Given instruction:
Show each line from the listing that includes the word "Funds".

>>>

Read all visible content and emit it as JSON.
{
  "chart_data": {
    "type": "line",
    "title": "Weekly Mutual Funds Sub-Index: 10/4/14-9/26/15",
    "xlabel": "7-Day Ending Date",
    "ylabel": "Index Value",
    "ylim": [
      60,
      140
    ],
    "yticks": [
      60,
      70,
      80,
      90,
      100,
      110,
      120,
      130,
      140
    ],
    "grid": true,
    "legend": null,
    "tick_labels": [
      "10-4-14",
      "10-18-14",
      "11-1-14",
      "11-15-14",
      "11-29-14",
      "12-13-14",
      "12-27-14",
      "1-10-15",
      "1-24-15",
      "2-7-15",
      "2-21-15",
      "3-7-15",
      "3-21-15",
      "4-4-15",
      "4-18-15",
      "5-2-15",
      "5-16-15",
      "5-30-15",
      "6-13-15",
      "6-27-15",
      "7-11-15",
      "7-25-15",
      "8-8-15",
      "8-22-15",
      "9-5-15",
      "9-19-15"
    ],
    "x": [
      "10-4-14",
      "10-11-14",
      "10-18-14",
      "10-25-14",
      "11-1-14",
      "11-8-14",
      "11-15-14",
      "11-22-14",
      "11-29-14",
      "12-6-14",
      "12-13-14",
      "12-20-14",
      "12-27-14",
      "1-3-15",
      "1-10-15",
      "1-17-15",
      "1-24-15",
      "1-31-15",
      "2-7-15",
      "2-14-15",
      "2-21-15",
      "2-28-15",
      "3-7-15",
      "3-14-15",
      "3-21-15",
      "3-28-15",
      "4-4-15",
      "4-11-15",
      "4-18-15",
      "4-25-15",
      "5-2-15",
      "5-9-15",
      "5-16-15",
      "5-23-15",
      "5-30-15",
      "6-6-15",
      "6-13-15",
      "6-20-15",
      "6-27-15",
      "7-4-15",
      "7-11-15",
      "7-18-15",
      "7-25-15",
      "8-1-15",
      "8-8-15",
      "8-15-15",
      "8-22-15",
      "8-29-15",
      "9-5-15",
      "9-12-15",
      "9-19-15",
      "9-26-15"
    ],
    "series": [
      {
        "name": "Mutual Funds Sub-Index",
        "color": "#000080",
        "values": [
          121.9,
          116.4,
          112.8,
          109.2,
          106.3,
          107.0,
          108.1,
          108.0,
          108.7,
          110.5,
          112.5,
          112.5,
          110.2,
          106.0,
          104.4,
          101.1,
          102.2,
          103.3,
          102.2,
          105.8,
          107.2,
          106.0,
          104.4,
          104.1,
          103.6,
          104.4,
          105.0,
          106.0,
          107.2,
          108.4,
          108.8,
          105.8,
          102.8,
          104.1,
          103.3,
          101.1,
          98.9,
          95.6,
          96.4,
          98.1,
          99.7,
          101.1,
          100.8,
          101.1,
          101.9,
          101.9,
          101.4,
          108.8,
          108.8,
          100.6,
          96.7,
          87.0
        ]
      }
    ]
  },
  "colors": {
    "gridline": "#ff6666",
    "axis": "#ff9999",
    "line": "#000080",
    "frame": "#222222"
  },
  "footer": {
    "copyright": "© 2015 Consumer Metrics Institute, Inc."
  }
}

<<<

Exercise solution:
    "title": "Weekly Mutual Funds Sub-Index: 10/4/14-9/26/15",
        "name": "Mutual Funds Sub-Index",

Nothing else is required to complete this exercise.